THE REQUEST -> Rewrite the lines below with every "heart-outline-icon" swapped for "like-icon" and nothing else altered. Leave the picture out.

GIVEN DATA ->
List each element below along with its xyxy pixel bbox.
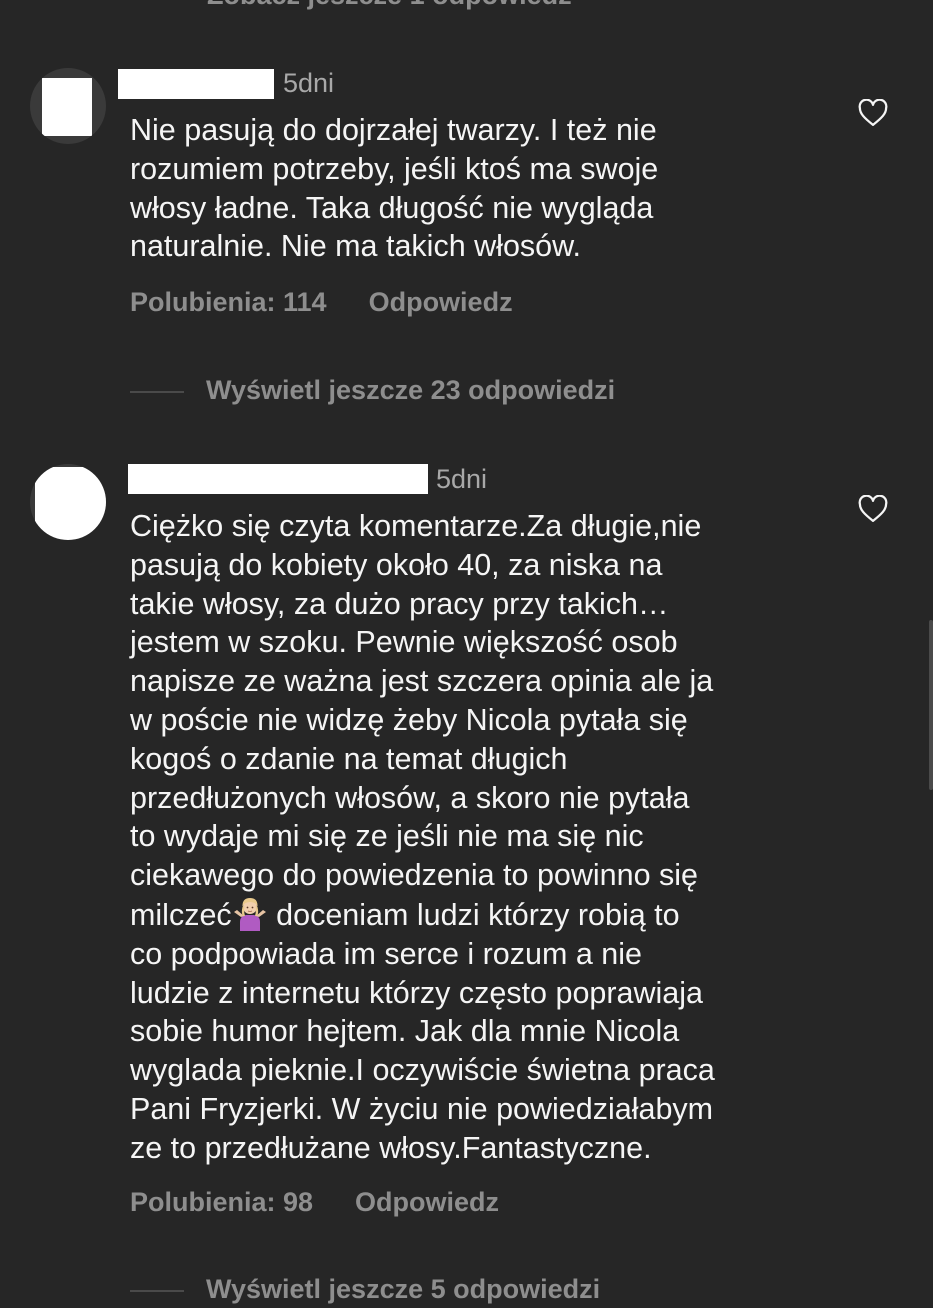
username-redaction[interactable] <box>128 464 428 494</box>
comment-line: milczeć doceniam ludzi którzy robią to <box>130 897 680 932</box>
view-more-replies-label: Wyświetl jeszcze 23 odpowiedzi <box>206 375 616 405</box>
comment-line: sobie humor hejtem. Jak dla mnie Nicola <box>130 1014 680 1049</box>
reply-button[interactable]: Odpowiedz <box>369 287 513 318</box>
comment-line: takie włosy, za dużo pracy przy takich… <box>130 586 669 621</box>
avatar[interactable] <box>30 464 106 540</box>
comment-line: ciekawego do powiedzenia to powinno się <box>130 858 699 893</box>
avatar-redaction <box>42 78 92 136</box>
comment-line: jestem w szoku. Pewnie większość osob <box>130 625 678 660</box>
comment-timestamp: 5dni <box>436 464 488 494</box>
comment-line: włosy ładne. Taka długość nie wygląda <box>130 190 654 225</box>
heart-outline-icon[interactable] <box>858 99 888 127</box>
username-redaction[interactable] <box>118 69 274 99</box>
replies-divider-line <box>130 390 184 393</box>
comment-timestamp: 5dni <box>283 68 335 98</box>
view-more-replies-button[interactable]: Wyświetl jeszcze 23 odpowiedzi <box>130 375 615 409</box>
comment-line: przedłużonych włosów, a skoro nie pytała <box>130 780 690 815</box>
comment-line: napisze ze ważna jest szczera opinia ale… <box>130 664 714 699</box>
comment-text: Ciężko się czyta komentarze.Za długie,ni… <box>130 507 830 1168</box>
comment-actions: Polubienia: 98 Odpowiedz <box>130 1187 499 1218</box>
comment-line: kogoś o zdanie na temat długich <box>130 741 568 776</box>
reply-button[interactable]: Odpowiedz <box>355 1187 499 1218</box>
avatar[interactable] <box>30 68 106 144</box>
person-shrugging-emoji <box>233 897 266 931</box>
comment-line-end: doceniam ludzi którzy robią to <box>267 897 680 932</box>
comment-line: ze to przedłużane włosy.Fantastyczne. <box>130 1130 652 1165</box>
comment-line: ludzie z internetu którzy często poprawi… <box>130 975 704 1010</box>
comment-line: to wydaje mi się ze jeśli nie ma się nic <box>130 819 644 854</box>
view-more-replies-link[interactable]: Zobacz jeszcze 1 odpowiedź <box>207 0 572 11</box>
likes-count[interactable]: Polubienia: 98 <box>130 1187 313 1218</box>
comment-line: naturalnie. Nie ma takich włosów. <box>130 229 581 264</box>
heart-outline-icon[interactable] <box>858 495 888 523</box>
comment-line: Nie pasują do dojrzałej twarzy. I też ni… <box>130 113 657 147</box>
avatar-redaction <box>35 467 106 540</box>
comment-line: w poście nie widzę żeby Nicola pytała si… <box>130 702 688 737</box>
scrollbar[interactable] <box>929 620 933 790</box>
comment-line: Pani Fryzjerki. W życiu nie powiedziałab… <box>130 1091 714 1126</box>
view-more-replies-button[interactable]: Wyświetl jeszcze 5 odpowiedzi <box>130 1274 600 1308</box>
view-more-replies-label: Wyświetl jeszcze 5 odpowiedzi <box>206 1274 601 1304</box>
comment-actions: Polubienia: 114 Odpowiedz <box>130 287 513 318</box>
replies-divider-line <box>130 1289 184 1292</box>
likes-count[interactable]: Polubienia: 114 <box>130 287 327 318</box>
comment-line: wyglada pieknie.I oczywiście świetna pra… <box>130 1053 715 1088</box>
comment-line: pasują do kobiety około 40, za niska na <box>130 547 663 582</box>
comment-text: Nie pasują do dojrzałej twarzy. I też ni… <box>130 111 830 266</box>
comment-line: rozumiem potrzeby, jeśli ktoś ma swoje <box>130 151 659 186</box>
comment-line: co podpowiada im serce i rozum a nie <box>130 936 642 971</box>
comment-line-start: milczeć <box>130 897 232 932</box>
comment-line: Ciężko się czyta komentarze.Za długie,ni… <box>130 509 702 543</box>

WRITTEN RESPONSE ->
List each element below along with its xyxy pixel bbox.
username-redaction[interactable] <box>128 464 428 494</box>
comment-line: milczeć doceniam ludzi którzy robią to <box>130 897 680 932</box>
view-more-replies-label: Wyświetl jeszcze 23 odpowiedzi <box>206 375 616 405</box>
comment-line: sobie humor hejtem. Jak dla mnie Nicola <box>130 1014 680 1049</box>
reply-button[interactable]: Odpowiedz <box>369 287 513 318</box>
comment-line: takie włosy, za dużo pracy przy takich… <box>130 586 669 621</box>
avatar[interactable] <box>30 464 106 540</box>
comment-line: ciekawego do powiedzenia to powinno się <box>130 858 699 893</box>
avatar-redaction <box>42 78 92 136</box>
comment-line: jestem w szoku. Pewnie większość osob <box>130 625 678 660</box>
comment-timestamp: 5dni <box>436 464 488 494</box>
comment-line: włosy ładne. Taka długość nie wygląda <box>130 190 654 225</box>
like-icon[interactable] <box>858 99 888 127</box>
username-redaction[interactable] <box>118 69 274 99</box>
replies-divider-line <box>130 390 184 393</box>
comment-timestamp: 5dni <box>283 68 335 98</box>
view-more-replies-button[interactable]: Wyświetl jeszcze 23 odpowiedzi <box>130 375 615 409</box>
comment-line: przedłużonych włosów, a skoro nie pytała <box>130 780 690 815</box>
comment-line: napisze ze ważna jest szczera opinia ale… <box>130 664 714 699</box>
comment-text: Ciężko się czyta komentarze.Za długie,ni… <box>130 507 830 1168</box>
comment-actions: Polubienia: 98 Odpowiedz <box>130 1187 499 1218</box>
comment-line: kogoś o zdanie na temat długich <box>130 741 568 776</box>
reply-button[interactable]: Odpowiedz <box>355 1187 499 1218</box>
avatar[interactable] <box>30 68 106 144</box>
person-shrugging-emoji <box>233 897 266 931</box>
comment-line-end: doceniam ludzi którzy robią to <box>267 897 680 932</box>
comment-line: ze to przedłużane włosy.Fantastyczne. <box>130 1130 652 1165</box>
comment-line: ludzie z internetu którzy często poprawi… <box>130 975 704 1010</box>
comment-line: to wydaje mi się ze jeśli nie ma się nic <box>130 819 644 854</box>
view-more-replies-link[interactable]: Zobacz jeszcze 1 odpowiedź <box>207 0 572 11</box>
likes-count[interactable]: Polubienia: 98 <box>130 1187 313 1218</box>
comment-line: naturalnie. Nie ma takich włosów. <box>130 229 581 264</box>
like-icon[interactable] <box>858 495 888 523</box>
comment-line: Nie pasują do dojrzałej twarzy. I też ni… <box>130 113 657 147</box>
avatar-redaction <box>35 467 106 540</box>
comment-line: w poście nie widzę żeby Nicola pytała si… <box>130 702 688 737</box>
scrollbar[interactable] <box>929 620 933 790</box>
comment-line: Pani Fryzjerki. W życiu nie powiedziałab… <box>130 1091 714 1126</box>
view-more-replies-button[interactable]: Wyświetl jeszcze 5 odpowiedzi <box>130 1274 600 1308</box>
view-more-replies-label: Wyświetl jeszcze 5 odpowiedzi <box>206 1274 601 1304</box>
comment-actions: Polubienia: 114 Odpowiedz <box>130 287 513 318</box>
replies-divider-line <box>130 1289 184 1292</box>
likes-count[interactable]: Polubienia: 114 <box>130 287 327 318</box>
comment-line: wyglada pieknie.I oczywiście świetna pra… <box>130 1053 715 1088</box>
comment-line: pasują do kobiety około 40, za niska na <box>130 547 663 582</box>
comment-text: Nie pasują do dojrzałej twarzy. I też ni… <box>130 111 830 266</box>
comment-line: rozumiem potrzeby, jeśli ktoś ma swoje <box>130 151 659 186</box>
comment-line: co podpowiada im serce i rozum a nie <box>130 936 642 971</box>
comment-line-start: milczeć <box>130 897 232 932</box>
comment-line: Ciężko się czyta komentarze.Za długie,ni… <box>130 509 702 543</box>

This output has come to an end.